* **Exercise requirements**
Gather every line of the entries that includes the word "alphabet".

* **Supplied information**
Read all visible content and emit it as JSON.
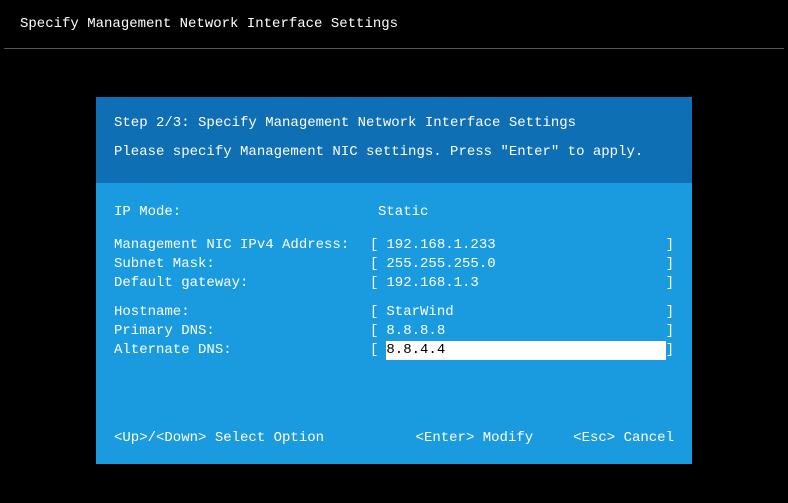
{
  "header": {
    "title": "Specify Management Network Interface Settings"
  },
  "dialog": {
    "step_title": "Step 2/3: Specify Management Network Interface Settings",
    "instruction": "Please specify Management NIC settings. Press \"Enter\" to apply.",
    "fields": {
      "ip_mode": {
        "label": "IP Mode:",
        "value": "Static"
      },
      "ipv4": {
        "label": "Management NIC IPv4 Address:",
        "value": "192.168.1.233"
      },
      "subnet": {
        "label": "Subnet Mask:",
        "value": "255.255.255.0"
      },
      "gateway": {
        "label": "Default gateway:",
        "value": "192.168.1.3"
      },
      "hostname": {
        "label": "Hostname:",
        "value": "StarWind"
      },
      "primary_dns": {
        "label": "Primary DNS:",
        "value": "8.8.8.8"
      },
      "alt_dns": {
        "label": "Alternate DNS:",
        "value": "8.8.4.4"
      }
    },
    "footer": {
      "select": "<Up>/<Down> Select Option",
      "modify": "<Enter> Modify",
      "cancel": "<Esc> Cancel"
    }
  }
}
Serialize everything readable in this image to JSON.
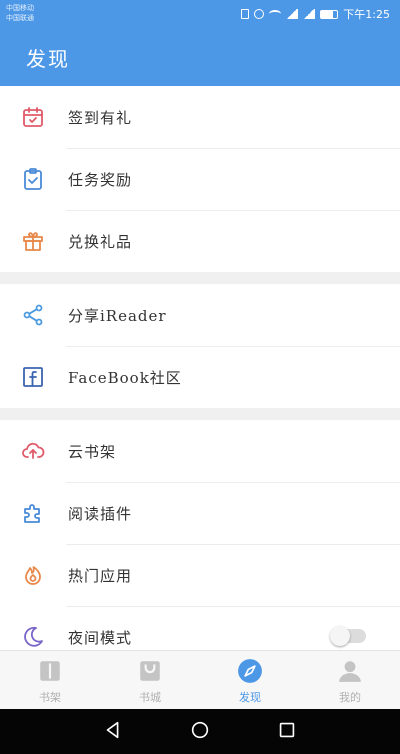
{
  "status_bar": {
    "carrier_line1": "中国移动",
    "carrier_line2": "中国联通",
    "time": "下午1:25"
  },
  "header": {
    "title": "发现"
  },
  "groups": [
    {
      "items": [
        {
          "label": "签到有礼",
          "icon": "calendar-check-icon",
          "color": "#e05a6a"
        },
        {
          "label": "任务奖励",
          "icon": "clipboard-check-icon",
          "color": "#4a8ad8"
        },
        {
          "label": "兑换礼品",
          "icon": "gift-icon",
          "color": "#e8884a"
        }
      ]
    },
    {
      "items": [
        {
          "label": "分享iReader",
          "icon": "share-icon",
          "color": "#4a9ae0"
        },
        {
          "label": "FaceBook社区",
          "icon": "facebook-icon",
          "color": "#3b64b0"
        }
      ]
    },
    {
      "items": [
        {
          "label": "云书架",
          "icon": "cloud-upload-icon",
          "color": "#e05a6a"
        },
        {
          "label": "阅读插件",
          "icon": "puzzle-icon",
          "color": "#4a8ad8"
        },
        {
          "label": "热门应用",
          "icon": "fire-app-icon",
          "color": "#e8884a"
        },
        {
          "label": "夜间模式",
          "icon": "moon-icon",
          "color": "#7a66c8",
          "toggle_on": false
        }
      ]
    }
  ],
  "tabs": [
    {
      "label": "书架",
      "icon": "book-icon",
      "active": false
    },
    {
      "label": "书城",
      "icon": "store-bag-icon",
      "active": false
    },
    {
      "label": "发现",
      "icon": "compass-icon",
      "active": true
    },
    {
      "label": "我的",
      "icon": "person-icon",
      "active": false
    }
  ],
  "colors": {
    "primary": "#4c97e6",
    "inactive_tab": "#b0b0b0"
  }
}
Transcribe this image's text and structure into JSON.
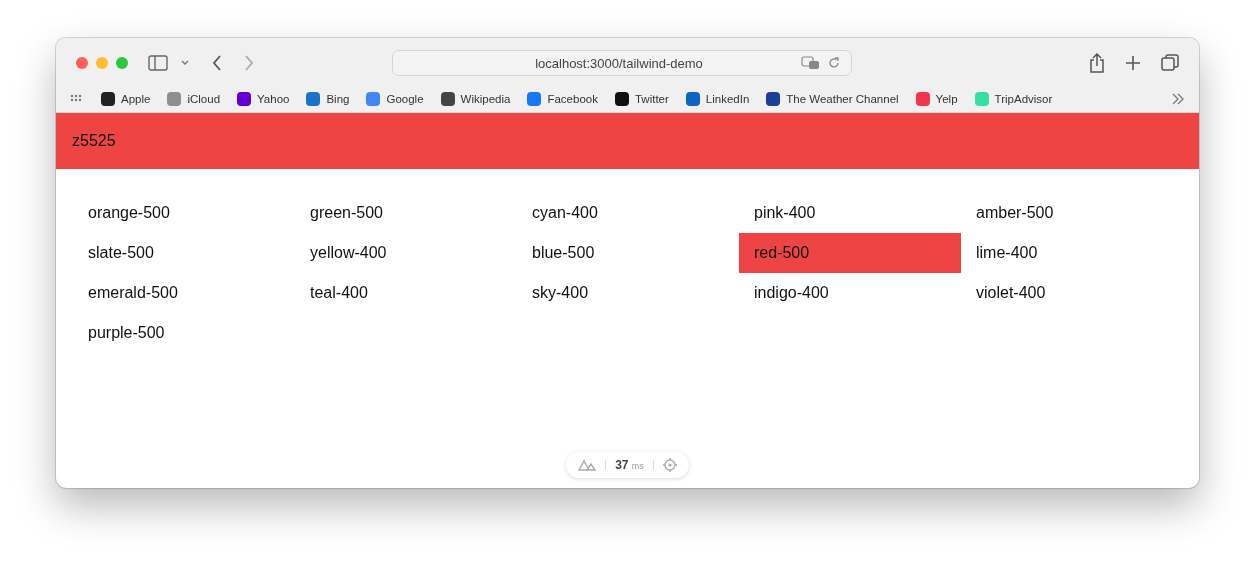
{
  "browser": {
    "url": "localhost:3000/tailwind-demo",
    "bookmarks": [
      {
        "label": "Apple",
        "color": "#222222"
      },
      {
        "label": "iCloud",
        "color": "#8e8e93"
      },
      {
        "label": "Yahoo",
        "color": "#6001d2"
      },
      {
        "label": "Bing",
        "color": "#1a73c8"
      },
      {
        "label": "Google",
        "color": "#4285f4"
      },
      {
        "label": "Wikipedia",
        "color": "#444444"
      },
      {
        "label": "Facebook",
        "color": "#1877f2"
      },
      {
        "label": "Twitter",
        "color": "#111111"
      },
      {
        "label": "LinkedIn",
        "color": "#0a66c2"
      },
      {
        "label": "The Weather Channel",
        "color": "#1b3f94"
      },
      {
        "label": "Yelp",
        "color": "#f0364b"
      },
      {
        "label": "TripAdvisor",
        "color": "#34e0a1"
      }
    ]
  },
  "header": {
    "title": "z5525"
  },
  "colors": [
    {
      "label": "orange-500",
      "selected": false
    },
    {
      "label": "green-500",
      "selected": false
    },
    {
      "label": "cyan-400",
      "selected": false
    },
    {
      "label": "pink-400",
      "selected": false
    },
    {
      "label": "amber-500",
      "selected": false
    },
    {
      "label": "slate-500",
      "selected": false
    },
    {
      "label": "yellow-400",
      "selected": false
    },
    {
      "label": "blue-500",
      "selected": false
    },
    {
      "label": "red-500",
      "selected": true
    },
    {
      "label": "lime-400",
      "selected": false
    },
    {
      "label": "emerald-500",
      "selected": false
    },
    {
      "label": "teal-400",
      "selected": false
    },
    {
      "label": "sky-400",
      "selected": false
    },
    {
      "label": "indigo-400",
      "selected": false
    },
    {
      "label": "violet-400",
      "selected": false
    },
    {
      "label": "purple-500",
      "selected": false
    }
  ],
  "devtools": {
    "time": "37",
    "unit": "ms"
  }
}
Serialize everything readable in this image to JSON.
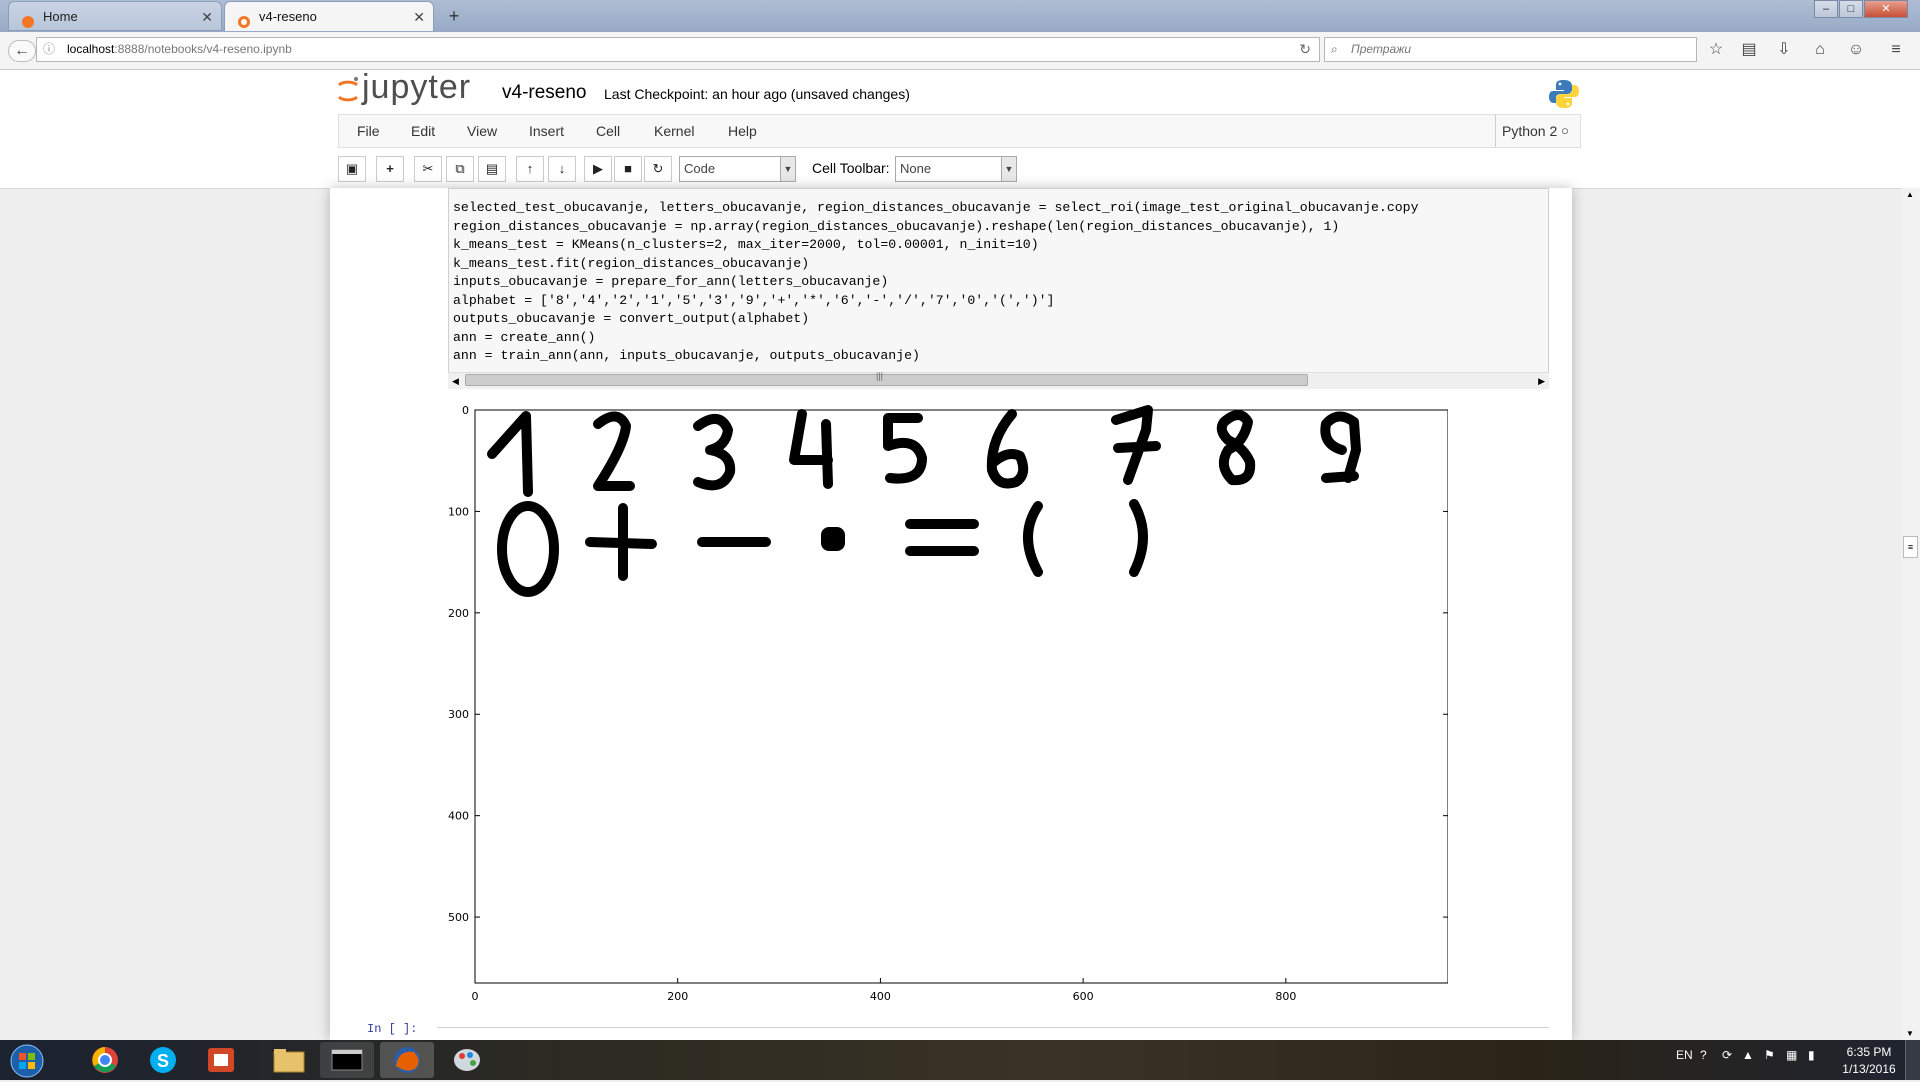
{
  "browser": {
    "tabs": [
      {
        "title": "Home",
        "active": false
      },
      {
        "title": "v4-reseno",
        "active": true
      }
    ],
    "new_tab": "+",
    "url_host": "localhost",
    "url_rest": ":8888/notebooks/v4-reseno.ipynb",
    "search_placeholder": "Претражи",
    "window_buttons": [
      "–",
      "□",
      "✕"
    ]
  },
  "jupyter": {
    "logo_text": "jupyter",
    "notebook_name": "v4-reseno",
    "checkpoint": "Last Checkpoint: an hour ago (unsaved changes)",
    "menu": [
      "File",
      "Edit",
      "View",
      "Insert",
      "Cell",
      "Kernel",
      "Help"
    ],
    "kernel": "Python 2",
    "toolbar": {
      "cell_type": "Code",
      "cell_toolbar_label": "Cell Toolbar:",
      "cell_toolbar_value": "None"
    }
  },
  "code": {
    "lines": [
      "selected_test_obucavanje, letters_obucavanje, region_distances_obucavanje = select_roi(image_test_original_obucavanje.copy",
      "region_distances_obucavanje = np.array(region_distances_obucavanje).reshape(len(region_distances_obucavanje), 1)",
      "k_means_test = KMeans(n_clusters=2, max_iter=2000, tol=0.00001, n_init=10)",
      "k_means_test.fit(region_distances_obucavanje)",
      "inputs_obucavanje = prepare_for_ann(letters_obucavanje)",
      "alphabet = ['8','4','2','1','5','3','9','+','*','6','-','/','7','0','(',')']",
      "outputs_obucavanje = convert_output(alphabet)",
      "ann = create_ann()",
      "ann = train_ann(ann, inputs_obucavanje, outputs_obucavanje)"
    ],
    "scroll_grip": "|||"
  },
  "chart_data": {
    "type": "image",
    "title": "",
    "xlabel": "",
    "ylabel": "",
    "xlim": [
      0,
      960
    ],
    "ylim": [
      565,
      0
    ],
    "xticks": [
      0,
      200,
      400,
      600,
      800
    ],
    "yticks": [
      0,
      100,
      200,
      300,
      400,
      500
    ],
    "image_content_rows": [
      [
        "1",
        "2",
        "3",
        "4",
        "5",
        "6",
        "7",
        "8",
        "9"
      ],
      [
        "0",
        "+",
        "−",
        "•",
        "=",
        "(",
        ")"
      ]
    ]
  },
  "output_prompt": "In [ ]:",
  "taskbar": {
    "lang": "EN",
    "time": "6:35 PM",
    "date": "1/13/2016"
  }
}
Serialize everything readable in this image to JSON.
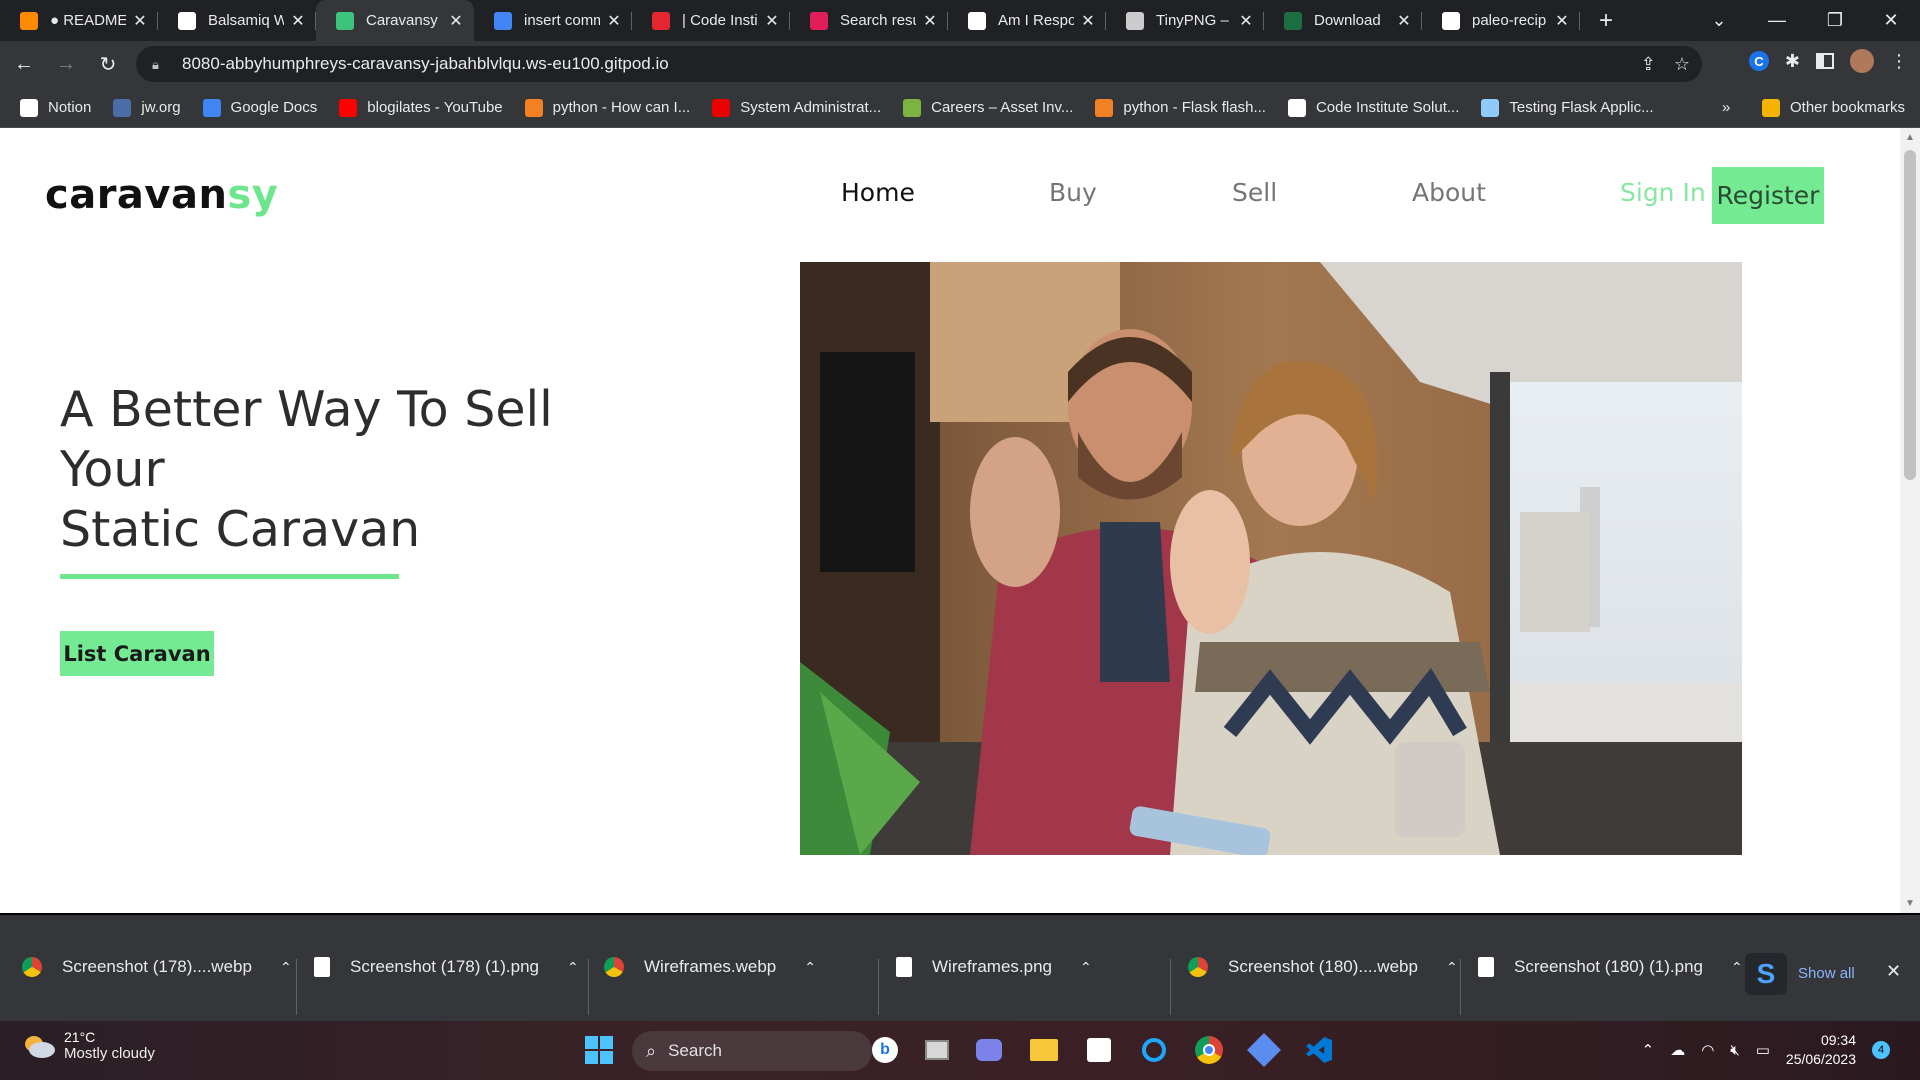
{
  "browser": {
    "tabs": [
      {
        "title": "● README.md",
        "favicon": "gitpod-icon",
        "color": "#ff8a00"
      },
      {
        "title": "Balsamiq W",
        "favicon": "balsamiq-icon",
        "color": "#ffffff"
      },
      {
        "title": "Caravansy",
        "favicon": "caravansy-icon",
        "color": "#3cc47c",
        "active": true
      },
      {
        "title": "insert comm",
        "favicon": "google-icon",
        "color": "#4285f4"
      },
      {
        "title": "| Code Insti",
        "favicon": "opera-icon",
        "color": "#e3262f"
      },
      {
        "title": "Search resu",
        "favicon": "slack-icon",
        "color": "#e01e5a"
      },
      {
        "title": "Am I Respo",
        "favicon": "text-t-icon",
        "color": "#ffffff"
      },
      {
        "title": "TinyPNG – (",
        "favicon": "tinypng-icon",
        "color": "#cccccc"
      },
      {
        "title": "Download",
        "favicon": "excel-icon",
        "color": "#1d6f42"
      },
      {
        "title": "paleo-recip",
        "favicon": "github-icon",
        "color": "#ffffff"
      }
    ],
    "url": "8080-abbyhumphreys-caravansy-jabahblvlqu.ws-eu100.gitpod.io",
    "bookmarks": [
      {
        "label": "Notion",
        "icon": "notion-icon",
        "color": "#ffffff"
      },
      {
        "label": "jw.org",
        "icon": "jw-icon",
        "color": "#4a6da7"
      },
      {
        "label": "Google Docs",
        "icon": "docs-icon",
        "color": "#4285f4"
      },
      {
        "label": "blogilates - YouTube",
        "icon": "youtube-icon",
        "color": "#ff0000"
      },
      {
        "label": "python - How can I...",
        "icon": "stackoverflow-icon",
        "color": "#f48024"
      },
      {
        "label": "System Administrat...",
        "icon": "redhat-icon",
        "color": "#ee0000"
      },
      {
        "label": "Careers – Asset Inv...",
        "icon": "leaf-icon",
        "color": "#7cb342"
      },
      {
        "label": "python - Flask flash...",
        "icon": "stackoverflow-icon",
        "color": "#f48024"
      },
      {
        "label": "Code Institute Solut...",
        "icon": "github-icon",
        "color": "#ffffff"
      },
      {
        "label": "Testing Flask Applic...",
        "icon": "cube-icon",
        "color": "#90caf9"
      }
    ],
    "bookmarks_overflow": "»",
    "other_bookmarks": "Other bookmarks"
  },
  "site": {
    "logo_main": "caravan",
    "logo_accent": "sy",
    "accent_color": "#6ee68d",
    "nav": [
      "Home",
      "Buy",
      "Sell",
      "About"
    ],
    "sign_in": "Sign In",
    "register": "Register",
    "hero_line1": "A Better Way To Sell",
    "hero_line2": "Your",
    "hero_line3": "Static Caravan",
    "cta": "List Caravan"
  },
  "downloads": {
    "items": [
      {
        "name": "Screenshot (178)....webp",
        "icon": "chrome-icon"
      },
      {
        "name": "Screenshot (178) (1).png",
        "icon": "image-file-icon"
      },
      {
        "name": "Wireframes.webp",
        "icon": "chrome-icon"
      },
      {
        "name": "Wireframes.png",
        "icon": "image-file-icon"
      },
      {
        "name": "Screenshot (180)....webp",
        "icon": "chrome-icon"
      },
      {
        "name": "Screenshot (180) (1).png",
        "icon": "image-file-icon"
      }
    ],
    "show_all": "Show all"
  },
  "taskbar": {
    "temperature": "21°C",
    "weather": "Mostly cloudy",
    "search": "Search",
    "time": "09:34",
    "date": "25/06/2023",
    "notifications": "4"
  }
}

* **Completed task**
      "alphabet = ['8','4','2','1','5','3','9','+','*','6','-','/','7','0','(',')']",
      "outputs_obucavanje = convert_output(alphabet)",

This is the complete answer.